# Start of Entries shown

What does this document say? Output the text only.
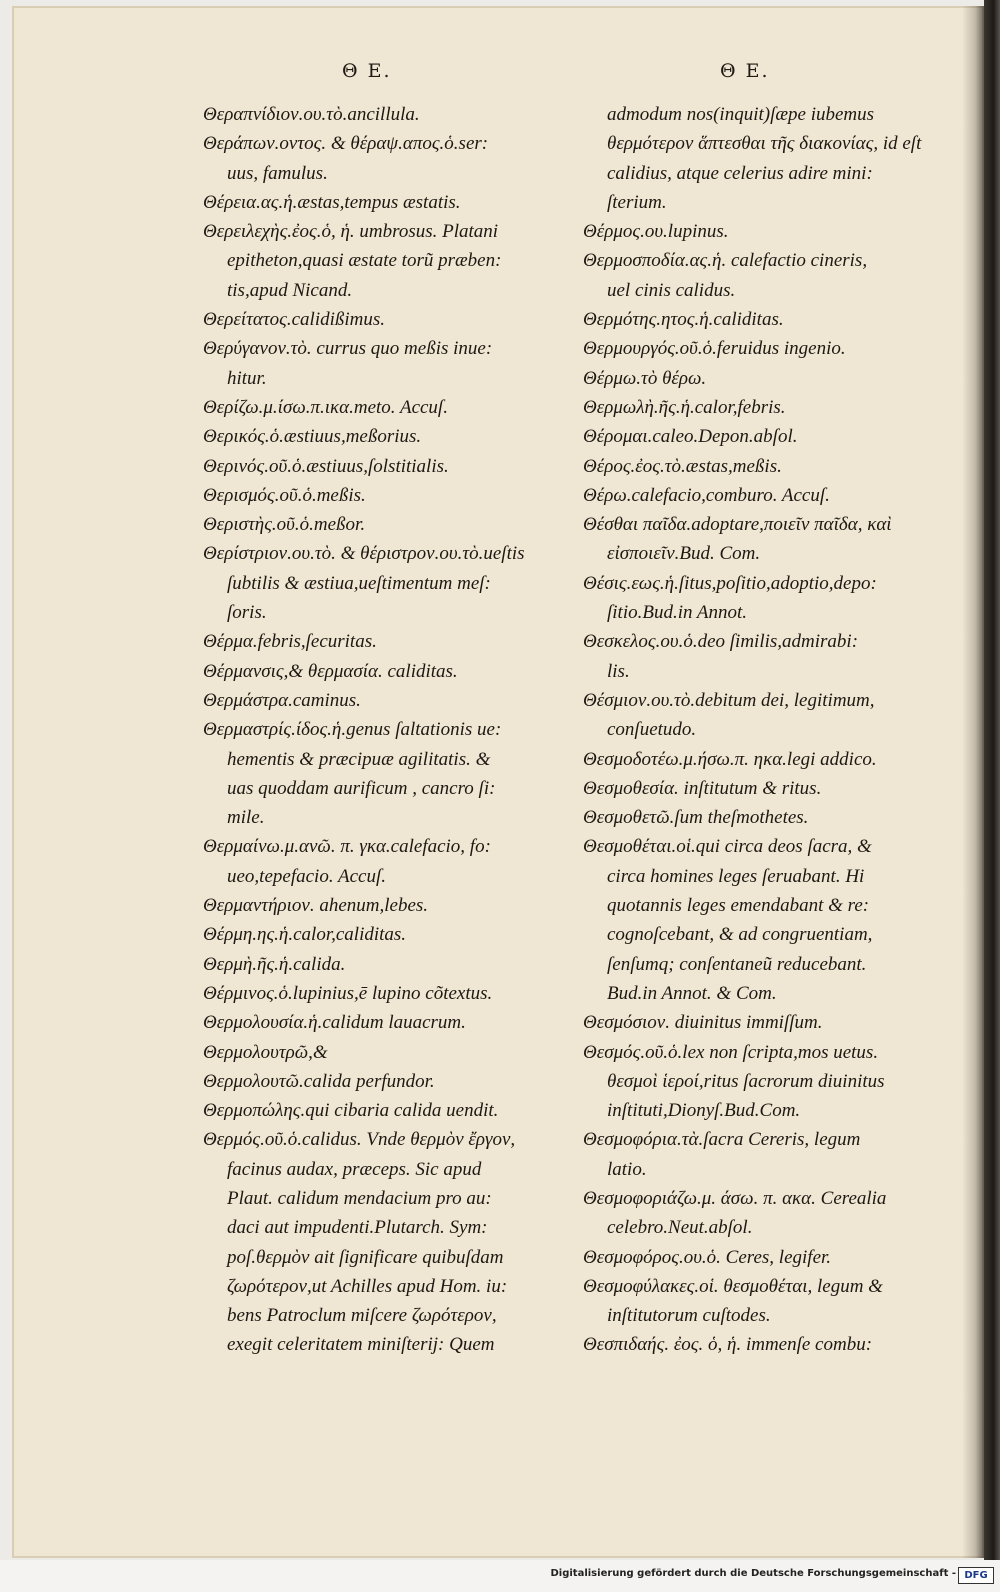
Θ Ε.	Θ Ε.
Θεραπνίδιον.ου.τὸ.ancillula.
Θεράπων.οντος. & θέραψ.απος.ὁ.ser:
uus, famulus.
Θέρεια.ας.ἡ.æstas,tempus æstatis.
Θερειλεχὴς.ἐος.ὁ, ἡ. umbrosus. Platani
epitheton,quasi æstate torũ præben:
tis,apud Nicand.
Θερείτατος.calidißimus.
Θερύγανον.τὸ. currus quo meßis inue:
hitur.
Θερίζω.μ.ίσω.π.ικα.meto. Accuſ.
Θερικός.ὁ.æstiuus,meßorius.
Θερινός.οῦ.ὁ.æstiuus,ſolstitialis.
Θερισμός.οῦ.ὁ.meßis.
Θεριστὴς.οῦ.ὁ.meßor.
Θερίστριον.ου.τὸ. & θέριστρον.ου.τὸ.ueſtis
ſubtilis & æstiua,ueſtimentum meſ:
ſoris.
Θέρμα.febris,ſecuritas.
Θέρμανσις,& θερμασία. caliditas.
Θερμάστρα.caminus.
Θερμαστρίς.ίδος.ἡ.genus ſaltationis ue:
hementis & præcipuæ agilitatis. &
uas quoddam aurificum , cancro ſi:
mile.
Θερμαίνω.μ.ανῶ. π. γκα.calefacio, fo:
ueo,tepefacio. Accuſ.
Θερμαντήριον. ahenum,lebes.
Θέρμη.ης.ἡ.calor,caliditas.
Θερμὴ.ῆς.ἡ.calida.
Θέρμινος.ὁ.lupinius,ē lupino cõtextus.
Θερμολουσία.ἡ.calidum lauacrum.
Θερμολουτρῶ,&
Θερμολουτῶ.calida perfundor.
Θερμοπώλης.qui cibaria calida uendit.
Θερμός.οῦ.ὁ.calidus. Vnde θερμὸν ἔργον,
facinus audax, præceps. Sic apud
Plaut. calidum mendacium pro au:
daci aut impudenti.Plutarch. Sym:
poſ.θερμὸν ait ſignificare quibuſdam
ζωρότερον,ut Achilles apud Hom. iu:
bens Patroclum miſcere ζωρότερον,
exegit celeritatem miniſterij: Quem
admodum nos(inquit)ſæpe iubemus
θερμότερον ἅπτεσθαι τῆς διακονίας, id eſt
calidius, atque celerius adire mini:
ſterium.
Θέρμος.ου.lupinus.
Θερμοσποδία.ας.ἡ. calefactio cineris,
uel cinis calidus.
Θερμότης.ητος.ἡ.caliditas.
Θερμουργός.οῦ.ὁ.feruidus ingenio.
Θέρμω.τὸ θέρω.
Θερμωλὴ.ῆς.ἡ.calor,febris.
Θέρομαι.caleo.Depon.abſol.
Θέρος.ἐος.τὸ.æstas,meßis.
Θέρω.calefacio,comburo. Accuſ.
Θέσθαι παῖδα.adoptare,ποιεῖν παῖδα, καὶ
εἰσποιεῖν.Bud. Com.
Θέσις.εως.ἡ.ſitus,poſitio,adoptio,depo:
ſitio.Bud.in Annot.
Θεσκελος.ου.ὁ.deo ſimilis,admirabi:
lis.
Θέσμιον.ου.τὸ.debitum dei, legitimum,
conſuetudo.
Θεσμοδοτέω.μ.ήσω.π. ηκα.legi addico.
Θεσμοθεσία. inſtitutum & ritus.
Θεσμοθετῶ.ſum theſmothetes.
Θεσμοθέται.οἱ.qui circa deos ſacra, &
circa homines leges ſeruabant. Hi
quotannis leges emendabant & re:
cognoſcebant, & ad congruentiam,
ſenſumq; conſentaneũ reducebant.
Bud.in Annot. & Com.
Θεσμόσιον. diuinitus immiſſum.
Θεσμός.οῦ.ὁ.lex non ſcripta,mos uetus.
θεσμοὶ ἱεροί,ritus ſacrorum diuinitus
inſtituti,Dionyſ.Bud.Com.
Θεσμοφόρια.τὰ.ſacra Cereris, legum
latio.
Θεσμοφοριάζω.μ. άσω. π. ακα. Cerealia
celebro.Neut.abſol.
Θεσμοφόρος.ου.ὁ. Ceres, legifer.
Θεσμοφύλακες.οἱ. θεσμοθέται, legum &
inſtitutorum cuſtodes.
Θεσπιδαής. ἐος. ὁ, ἡ. immenſe combu:
Digitalisierung gefördert durch die Deutsche Forschungsgemeinschaft - DFG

# End of Entries shown

**Exercise aim:** Write out the entries above word for word. Do not include the pictures.

**Correct result:**
What does this document say? Output the text only.
Θ Ε.	Θ Ε.
Θεραπνίδιον.ου.τὸ.ancillula.
Θεράπων.οντος. & θέραψ.απος.ὁ.ser:
uus, famulus.
Θέρεια.ας.ἡ.æstas,tempus æstatis.
Θερειλεχὴς.ἐος.ὁ, ἡ. umbrosus. Platani
epitheton,quasi æstate torũ præben:
tis,apud Nicand.
Θερείτατος.calidißimus.
Θερύγανον.τὸ. currus quo meßis inue:
hitur.
Θερίζω.μ.ίσω.π.ικα.meto. Accuſ.
Θερικός.ὁ.æstiuus,meßorius.
Θερινός.οῦ.ὁ.æstiuus,ſolstitialis.
Θερισμός.οῦ.ὁ.meßis.
Θεριστὴς.οῦ.ὁ.meßor.
Θερίστριον.ου.τὸ. & θέριστρον.ου.τὸ.ueſtis
ſubtilis & æstiua,ueſtimentum meſ:
ſoris.
Θέρμα.febris,ſecuritas.
Θέρμανσις,& θερμασία. caliditas.
Θερμάστρα.caminus.
Θερμαστρίς.ίδος.ἡ.genus ſaltationis ue:
hementis & præcipuæ agilitatis. &
uas quoddam aurificum , cancro ſi:
mile.
Θερμαίνω.μ.ανῶ. π. γκα.calefacio, fo:
ueo,tepefacio. Accuſ.
Θερμαντήριον. ahenum,lebes.
Θέρμη.ης.ἡ.calor,caliditas.
Θερμὴ.ῆς.ἡ.calida.
Θέρμινος.ὁ.lupinius,ē lupino cõtextus.
Θερμολουσία.ἡ.calidum lauacrum.
Θερμολουτρῶ,&
Θερμολουτῶ.calida perfundor.
Θερμοπώλης.qui cibaria calida uendit.
Θερμός.οῦ.ὁ.calidus. Vnde θερμὸν ἔργον,
facinus audax, præceps. Sic apud
Plaut. calidum mendacium pro au:
daci aut impudenti.Plutarch. Sym:
poſ.θερμὸν ait ſignificare quibuſdam
ζωρότερον,ut Achilles apud Hom. iu:
bens Patroclum miſcere ζωρότερον,
exegit celeritatem miniſterij: Quem
admodum nos(inquit)ſæpe iubemus
θερμότερον ἅπτεσθαι τῆς διακονίας, id eſt
calidius, atque celerius adire mini:
ſterium.
Θέρμος.ου.lupinus.
Θερμοσποδία.ας.ἡ. calefactio cineris,
uel cinis calidus.
Θερμότης.ητος.ἡ.caliditas.
Θερμουργός.οῦ.ὁ.feruidus ingenio.
Θέρμω.τὸ θέρω.
Θερμωλὴ.ῆς.ἡ.calor,febris.
Θέρομαι.caleo.Depon.abſol.
Θέρος.ἐος.τὸ.æstas,meßis.
Θέρω.calefacio,comburo. Accuſ.
Θέσθαι παῖδα.adoptare,ποιεῖν παῖδα, καὶ
εἰσποιεῖν.Bud. Com.
Θέσις.εως.ἡ.ſitus,poſitio,adoptio,depo:
ſitio.Bud.in Annot.
Θεσκελος.ου.ὁ.deo ſimilis,admirabi:
lis.
Θέσμιον.ου.τὸ.debitum dei, legitimum,
conſuetudo.
Θεσμοδοτέω.μ.ήσω.π. ηκα.legi addico.
Θεσμοθεσία. inſtitutum & ritus.
Θεσμοθετῶ.ſum theſmothetes.
Θεσμοθέται.οἱ.qui circa deos ſacra, &
circa homines leges ſeruabant. Hi
quotannis leges emendabant & re:
cognoſcebant, & ad congruentiam,
ſenſumq; conſentaneũ reducebant.
Bud.in Annot. & Com.
Θεσμόσιον. diuinitus immiſſum.
Θεσμός.οῦ.ὁ.lex non ſcripta,mos uetus.
θεσμοὶ ἱεροί,ritus ſacrorum diuinitus
inſtituti,Dionyſ.Bud.Com.
Θεσμοφόρια.τὰ.ſacra Cereris, legum
latio.
Θεσμοφοριάζω.μ. άσω. π. ακα. Cerealia
celebro.Neut.abſol.
Θεσμοφόρος.ου.ὁ. Ceres, legifer.
Θεσμοφύλακες.οἱ. θεσμοθέται, legum &
inſtitutorum cuſtodes.
Θεσπιδαής. ἐος. ὁ, ἡ. immenſe combu:
Digitalisierung gefördert durch die Deutsche Forschungsgemeinschaft - DFG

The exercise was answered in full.